▸ **Data shown**:
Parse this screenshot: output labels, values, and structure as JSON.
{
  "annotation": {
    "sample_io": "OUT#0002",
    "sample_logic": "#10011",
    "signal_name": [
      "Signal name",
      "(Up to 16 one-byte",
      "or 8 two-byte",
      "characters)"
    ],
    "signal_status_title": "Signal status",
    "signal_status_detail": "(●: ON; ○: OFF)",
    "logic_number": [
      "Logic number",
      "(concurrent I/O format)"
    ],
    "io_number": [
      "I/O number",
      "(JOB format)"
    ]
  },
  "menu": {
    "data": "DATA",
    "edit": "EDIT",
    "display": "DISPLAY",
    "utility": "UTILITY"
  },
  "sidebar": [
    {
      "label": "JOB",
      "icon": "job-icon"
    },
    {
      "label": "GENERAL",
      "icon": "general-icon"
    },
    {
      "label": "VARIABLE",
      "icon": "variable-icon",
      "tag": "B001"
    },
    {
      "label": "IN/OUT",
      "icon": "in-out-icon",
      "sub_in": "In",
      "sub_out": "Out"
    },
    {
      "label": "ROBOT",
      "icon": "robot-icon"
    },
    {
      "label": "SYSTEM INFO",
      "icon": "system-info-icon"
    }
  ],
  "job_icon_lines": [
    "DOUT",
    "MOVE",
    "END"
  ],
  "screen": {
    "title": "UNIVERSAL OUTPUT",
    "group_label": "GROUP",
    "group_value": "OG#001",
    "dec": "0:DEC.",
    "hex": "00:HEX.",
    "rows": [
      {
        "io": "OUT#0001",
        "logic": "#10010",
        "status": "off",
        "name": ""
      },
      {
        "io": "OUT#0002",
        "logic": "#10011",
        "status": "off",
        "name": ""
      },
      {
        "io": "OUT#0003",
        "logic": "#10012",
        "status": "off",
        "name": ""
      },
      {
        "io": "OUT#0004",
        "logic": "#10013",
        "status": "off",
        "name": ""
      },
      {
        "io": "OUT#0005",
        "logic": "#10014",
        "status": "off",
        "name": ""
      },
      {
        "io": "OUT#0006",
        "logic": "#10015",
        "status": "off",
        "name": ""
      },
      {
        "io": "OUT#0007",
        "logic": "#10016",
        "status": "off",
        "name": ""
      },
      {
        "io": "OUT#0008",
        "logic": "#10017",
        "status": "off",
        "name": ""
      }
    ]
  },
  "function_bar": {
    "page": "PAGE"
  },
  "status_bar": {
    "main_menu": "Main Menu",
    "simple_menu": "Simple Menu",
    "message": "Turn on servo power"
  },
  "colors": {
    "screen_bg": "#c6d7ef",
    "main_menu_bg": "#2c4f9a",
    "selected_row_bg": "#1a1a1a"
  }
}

▸ **What to do**:
Please set down the whole listing above without altering a single line.

▸ **Exercise output**:
Parse this screenshot: output labels, values, and structure as JSON.
{
  "annotation": {
    "sample_io": "OUT#0002",
    "sample_logic": "#10011",
    "signal_name": [
      "Signal name",
      "(Up to 16 one-byte",
      "or 8 two-byte",
      "characters)"
    ],
    "signal_status_title": "Signal status",
    "signal_status_detail": "(●: ON; ○: OFF)",
    "logic_number": [
      "Logic number",
      "(concurrent I/O format)"
    ],
    "io_number": [
      "I/O number",
      "(JOB format)"
    ]
  },
  "menu": {
    "data": "DATA",
    "edit": "EDIT",
    "display": "DISPLAY",
    "utility": "UTILITY"
  },
  "sidebar": [
    {
      "label": "JOB",
      "icon": "job-icon"
    },
    {
      "label": "GENERAL",
      "icon": "general-icon"
    },
    {
      "label": "VARIABLE",
      "icon": "variable-icon",
      "tag": "B001"
    },
    {
      "label": "IN/OUT",
      "icon": "in-out-icon",
      "sub_in": "In",
      "sub_out": "Out"
    },
    {
      "label": "ROBOT",
      "icon": "robot-icon"
    },
    {
      "label": "SYSTEM INFO",
      "icon": "system-info-icon"
    }
  ],
  "job_icon_lines": [
    "DOUT",
    "MOVE",
    "END"
  ],
  "screen": {
    "title": "UNIVERSAL OUTPUT",
    "group_label": "GROUP",
    "group_value": "OG#001",
    "dec": "0:DEC.",
    "hex": "00:HEX.",
    "rows": [
      {
        "io": "OUT#0001",
        "logic": "#10010",
        "status": "off",
        "name": ""
      },
      {
        "io": "OUT#0002",
        "logic": "#10011",
        "status": "off",
        "name": ""
      },
      {
        "io": "OUT#0003",
        "logic": "#10012",
        "status": "off",
        "name": ""
      },
      {
        "io": "OUT#0004",
        "logic": "#10013",
        "status": "off",
        "name": ""
      },
      {
        "io": "OUT#0005",
        "logic": "#10014",
        "status": "off",
        "name": ""
      },
      {
        "io": "OUT#0006",
        "logic": "#10015",
        "status": "off",
        "name": ""
      },
      {
        "io": "OUT#0007",
        "logic": "#10016",
        "status": "off",
        "name": ""
      },
      {
        "io": "OUT#0008",
        "logic": "#10017",
        "status": "off",
        "name": ""
      }
    ]
  },
  "function_bar": {
    "page": "PAGE"
  },
  "status_bar": {
    "main_menu": "Main Menu",
    "simple_menu": "Simple Menu",
    "message": "Turn on servo power"
  },
  "colors": {
    "screen_bg": "#c6d7ef",
    "main_menu_bg": "#2c4f9a",
    "selected_row_bg": "#1a1a1a"
  }
}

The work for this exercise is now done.